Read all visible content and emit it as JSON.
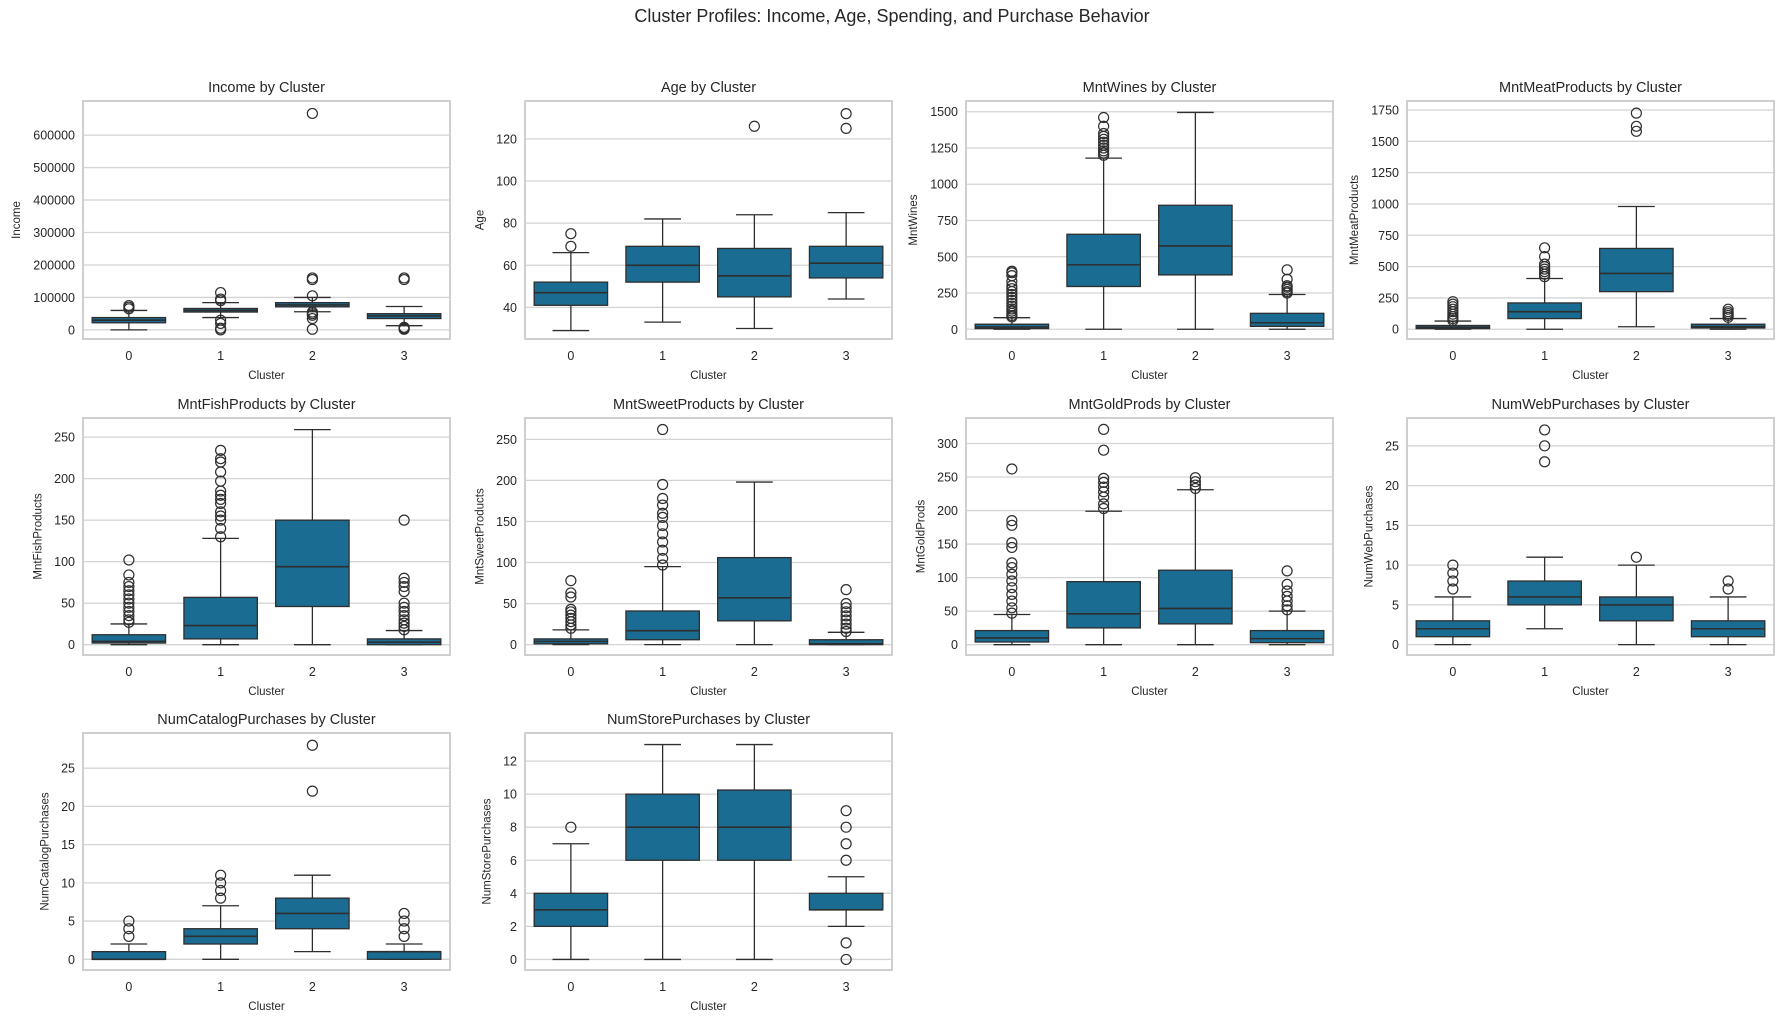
{
  "title": "Cluster Profiles: Income, Age, Spending, and Purchase Behavior",
  "colors": {
    "box": "#1b6c92",
    "edge": "#2e2e2e",
    "grid": "#d4d4d4",
    "frame": "#cfcfcf"
  },
  "chart_data": [
    {
      "type": "box",
      "title": "Income by Cluster",
      "xlabel": "Cluster",
      "ylabel": "Income",
      "categories": [
        "0",
        "1",
        "2",
        "3"
      ],
      "ylim": [
        -28000,
        705000
      ],
      "yticks": [
        0,
        100000,
        200000,
        300000,
        400000,
        500000,
        600000
      ],
      "grid": true,
      "boxes": [
        {
          "whislo": 0,
          "q1": 22000,
          "med": 30000,
          "q3": 38000,
          "whishi": 60000,
          "fliers": [
            65000,
            70000,
            75000
          ]
        },
        {
          "whislo": 38000,
          "q1": 55000,
          "med": 60000,
          "q3": 66000,
          "whishi": 84000,
          "fliers": [
            0,
            5000,
            20000,
            30000,
            90000,
            95000,
            115000
          ]
        },
        {
          "whislo": 56000,
          "q1": 71000,
          "med": 77000,
          "q3": 84000,
          "whishi": 100000,
          "fliers": [
            2000,
            35000,
            45000,
            50000,
            55000,
            105000,
            155000,
            160000,
            666666
          ]
        },
        {
          "whislo": 13000,
          "q1": 35000,
          "med": 43000,
          "q3": 50000,
          "whishi": 72000,
          "fliers": [
            2000,
            5000,
            8000,
            155000,
            160000
          ]
        }
      ]
    },
    {
      "type": "box",
      "title": "Age by Cluster",
      "xlabel": "Cluster",
      "ylabel": "Age",
      "categories": [
        "0",
        "1",
        "2",
        "3"
      ],
      "ylim": [
        25,
        138
      ],
      "yticks": [
        40,
        60,
        80,
        100,
        120
      ],
      "grid": true,
      "boxes": [
        {
          "whislo": 29,
          "q1": 41,
          "med": 47,
          "q3": 52,
          "whishi": 66,
          "fliers": [
            69,
            75
          ]
        },
        {
          "whislo": 33,
          "q1": 52,
          "med": 60,
          "q3": 69,
          "whishi": 82,
          "fliers": []
        },
        {
          "whislo": 30,
          "q1": 45,
          "med": 55,
          "q3": 68,
          "whishi": 84,
          "fliers": [
            126
          ]
        },
        {
          "whislo": 44,
          "q1": 54,
          "med": 61,
          "q3": 69,
          "whishi": 85,
          "fliers": [
            125,
            132
          ]
        }
      ]
    },
    {
      "type": "box",
      "title": "MntWines by Cluster",
      "xlabel": "Cluster",
      "ylabel": "MntWines",
      "categories": [
        "0",
        "1",
        "2",
        "3"
      ],
      "ylim": [
        -67,
        1574
      ],
      "yticks": [
        0,
        250,
        500,
        750,
        1000,
        1250,
        1500
      ],
      "grid": true,
      "boxes": [
        {
          "whislo": 0,
          "q1": 5,
          "med": 15,
          "q3": 35,
          "whishi": 80,
          "fliers": [
            85,
            95,
            110,
            125,
            140,
            160,
            180,
            200,
            220,
            240,
            260,
            280,
            300,
            330,
            370,
            390,
            400
          ]
        },
        {
          "whislo": 0,
          "q1": 295,
          "med": 445,
          "q3": 655,
          "whishi": 1180,
          "fliers": [
            1200,
            1215,
            1230,
            1250,
            1270,
            1290,
            1310,
            1330,
            1350,
            1400,
            1460
          ]
        },
        {
          "whislo": 0,
          "q1": 375,
          "med": 575,
          "q3": 855,
          "whishi": 1495,
          "fliers": []
        },
        {
          "whislo": 0,
          "q1": 20,
          "med": 45,
          "q3": 110,
          "whishi": 240,
          "fliers": [
            250,
            260,
            275,
            290,
            300,
            345,
            410
          ]
        }
      ]
    },
    {
      "type": "box",
      "title": "MntMeatProducts by Cluster",
      "xlabel": "Cluster",
      "ylabel": "MntMeatProducts",
      "categories": [
        "0",
        "1",
        "2",
        "3"
      ],
      "ylim": [
        -78,
        1822
      ],
      "yticks": [
        0,
        250,
        500,
        750,
        1000,
        1250,
        1500,
        1750
      ],
      "grid": true,
      "boxes": [
        {
          "whislo": 0,
          "q1": 5,
          "med": 15,
          "q3": 30,
          "whishi": 65,
          "fliers": [
            70,
            85,
            100,
            120,
            140,
            160,
            180,
            200,
            220
          ]
        },
        {
          "whislo": 0,
          "q1": 85,
          "med": 140,
          "q3": 210,
          "whishi": 405,
          "fliers": [
            420,
            440,
            460,
            480,
            500,
            520,
            580,
            650
          ]
        },
        {
          "whislo": 20,
          "q1": 300,
          "med": 445,
          "q3": 645,
          "whishi": 980,
          "fliers": [
            1580,
            1620,
            1725
          ]
        },
        {
          "whislo": 0,
          "q1": 10,
          "med": 20,
          "q3": 40,
          "whishi": 85,
          "fliers": [
            95,
            110,
            125,
            140,
            160
          ]
        }
      ]
    },
    {
      "type": "box",
      "title": "MntFishProducts by Cluster",
      "xlabel": "Cluster",
      "ylabel": "MntFishProducts",
      "categories": [
        "0",
        "1",
        "2",
        "3"
      ],
      "ylim": [
        -12.4,
        273
      ],
      "yticks": [
        0,
        50,
        100,
        150,
        200,
        250
      ],
      "grid": true,
      "boxes": [
        {
          "whislo": 0,
          "q1": 2,
          "med": 4,
          "q3": 12,
          "whishi": 25,
          "fliers": [
            27,
            30,
            35,
            40,
            45,
            50,
            55,
            60,
            65,
            70,
            75,
            84,
            102
          ]
        },
        {
          "whislo": 0,
          "q1": 7,
          "med": 23,
          "q3": 57,
          "whishi": 128,
          "fliers": [
            130,
            140,
            150,
            155,
            160,
            170,
            175,
            180,
            185,
            197,
            208,
            220,
            224,
            234
          ]
        },
        {
          "whislo": 0,
          "q1": 46,
          "med": 94,
          "q3": 150,
          "whishi": 259,
          "fliers": []
        },
        {
          "whislo": 0,
          "q1": 0,
          "med": 3,
          "q3": 7,
          "whishi": 17,
          "fliers": [
            18,
            22,
            26,
            30,
            35,
            40,
            45,
            50,
            64,
            70,
            75,
            80,
            150
          ]
        }
      ]
    },
    {
      "type": "box",
      "title": "MntSweetProducts by Cluster",
      "xlabel": "Cluster",
      "ylabel": "MntSweetProducts",
      "categories": [
        "0",
        "1",
        "2",
        "3"
      ],
      "ylim": [
        -12.6,
        276
      ],
      "yticks": [
        0,
        50,
        100,
        150,
        200,
        250
      ],
      "grid": true,
      "boxes": [
        {
          "whislo": 0,
          "q1": 1,
          "med": 4,
          "q3": 7,
          "whishi": 18,
          "fliers": [
            20,
            24,
            28,
            32,
            36,
            40,
            43,
            58,
            63,
            78
          ]
        },
        {
          "whislo": 0,
          "q1": 6,
          "med": 17,
          "q3": 41,
          "whishi": 95,
          "fliers": [
            97,
            105,
            115,
            125,
            135,
            145,
            155,
            160,
            170,
            178,
            195,
            262
          ]
        },
        {
          "whislo": 0,
          "q1": 29,
          "med": 57,
          "q3": 106,
          "whishi": 198,
          "fliers": []
        },
        {
          "whislo": 0,
          "q1": 0,
          "med": 1,
          "q3": 6,
          "whishi": 15,
          "fliers": [
            16,
            20,
            25,
            30,
            35,
            40,
            45,
            50,
            67
          ]
        }
      ]
    },
    {
      "type": "box",
      "title": "MntGoldProds by Cluster",
      "xlabel": "Cluster",
      "ylabel": "MntGoldProds",
      "categories": [
        "0",
        "1",
        "2",
        "3"
      ],
      "ylim": [
        -15.4,
        338
      ],
      "yticks": [
        0,
        50,
        100,
        150,
        200,
        250,
        300
      ],
      "grid": true,
      "boxes": [
        {
          "whislo": 0,
          "q1": 4,
          "med": 10,
          "q3": 21,
          "whishi": 45,
          "fliers": [
            47,
            55,
            65,
            75,
            85,
            95,
            105,
            115,
            122,
            145,
            152,
            178,
            185,
            262
          ]
        },
        {
          "whislo": 0,
          "q1": 25,
          "med": 46,
          "q3": 94,
          "whishi": 199,
          "fliers": [
            203,
            210,
            220,
            228,
            235,
            242,
            248,
            290,
            321
          ]
        },
        {
          "whislo": 0,
          "q1": 31,
          "med": 54,
          "q3": 111,
          "whishi": 231,
          "fliers": [
            233,
            238,
            243,
            249
          ]
        },
        {
          "whislo": 0,
          "q1": 3,
          "med": 9,
          "q3": 21,
          "whishi": 50,
          "fliers": [
            52,
            58,
            65,
            72,
            80,
            90,
            110
          ]
        }
      ]
    },
    {
      "type": "box",
      "title": "NumWebPurchases by Cluster",
      "xlabel": "Cluster",
      "ylabel": "NumWebPurchases",
      "categories": [
        "0",
        "1",
        "2",
        "3"
      ],
      "ylim": [
        -1.3,
        28.5
      ],
      "yticks": [
        0,
        5,
        10,
        15,
        20,
        25
      ],
      "grid": true,
      "boxes": [
        {
          "whislo": 0,
          "q1": 1,
          "med": 2,
          "q3": 3,
          "whishi": 6,
          "fliers": [
            7,
            8,
            9,
            10
          ]
        },
        {
          "whislo": 2,
          "q1": 5,
          "med": 6,
          "q3": 8,
          "whishi": 11,
          "fliers": [
            23,
            25,
            27
          ]
        },
        {
          "whislo": 0,
          "q1": 3,
          "med": 5,
          "q3": 6,
          "whishi": 10,
          "fliers": [
            11
          ]
        },
        {
          "whislo": 0,
          "q1": 1,
          "med": 2,
          "q3": 3,
          "whishi": 6,
          "fliers": [
            7,
            8
          ]
        }
      ]
    },
    {
      "type": "box",
      "title": "NumCatalogPurchases by Cluster",
      "xlabel": "Cluster",
      "ylabel": "NumCatalogPurchases",
      "categories": [
        "0",
        "1",
        "2",
        "3"
      ],
      "ylim": [
        -1.4,
        29.6
      ],
      "yticks": [
        0,
        5,
        10,
        15,
        20,
        25
      ],
      "grid": true,
      "boxes": [
        {
          "whislo": 0,
          "q1": 0,
          "med": 0,
          "q3": 1,
          "whishi": 2,
          "fliers": [
            3,
            4,
            5
          ]
        },
        {
          "whislo": 0,
          "q1": 2,
          "med": 3,
          "q3": 4,
          "whishi": 7,
          "fliers": [
            8,
            9,
            10,
            11
          ]
        },
        {
          "whislo": 1,
          "q1": 4,
          "med": 6,
          "q3": 8,
          "whishi": 11,
          "fliers": [
            22,
            28
          ]
        },
        {
          "whislo": 0,
          "q1": 0,
          "med": 1,
          "q3": 1,
          "whishi": 2,
          "fliers": [
            3,
            4,
            5,
            6
          ]
        }
      ]
    },
    {
      "type": "box",
      "title": "NumStorePurchases by Cluster",
      "xlabel": "Cluster",
      "ylabel": "NumStorePurchases",
      "categories": [
        "0",
        "1",
        "2",
        "3"
      ],
      "ylim": [
        -0.64,
        13.7
      ],
      "yticks": [
        0,
        2,
        4,
        6,
        8,
        10,
        12
      ],
      "grid": true,
      "boxes": [
        {
          "whislo": 0,
          "q1": 2,
          "med": 3,
          "q3": 4,
          "whishi": 7,
          "fliers": [
            8
          ]
        },
        {
          "whislo": 0,
          "q1": 6,
          "med": 8,
          "q3": 10,
          "whishi": 13,
          "fliers": []
        },
        {
          "whislo": 0,
          "q1": 6,
          "med": 8,
          "q3": 10.25,
          "whishi": 13,
          "fliers": []
        },
        {
          "whislo": 2,
          "q1": 3,
          "med": 3,
          "q3": 4,
          "whishi": 5,
          "fliers": [
            0,
            1,
            6,
            7,
            8,
            9
          ]
        }
      ]
    }
  ]
}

Given request
What is the number of lines above that contain the string "NumStorePurchases"? Answer with the number alone.

The output
2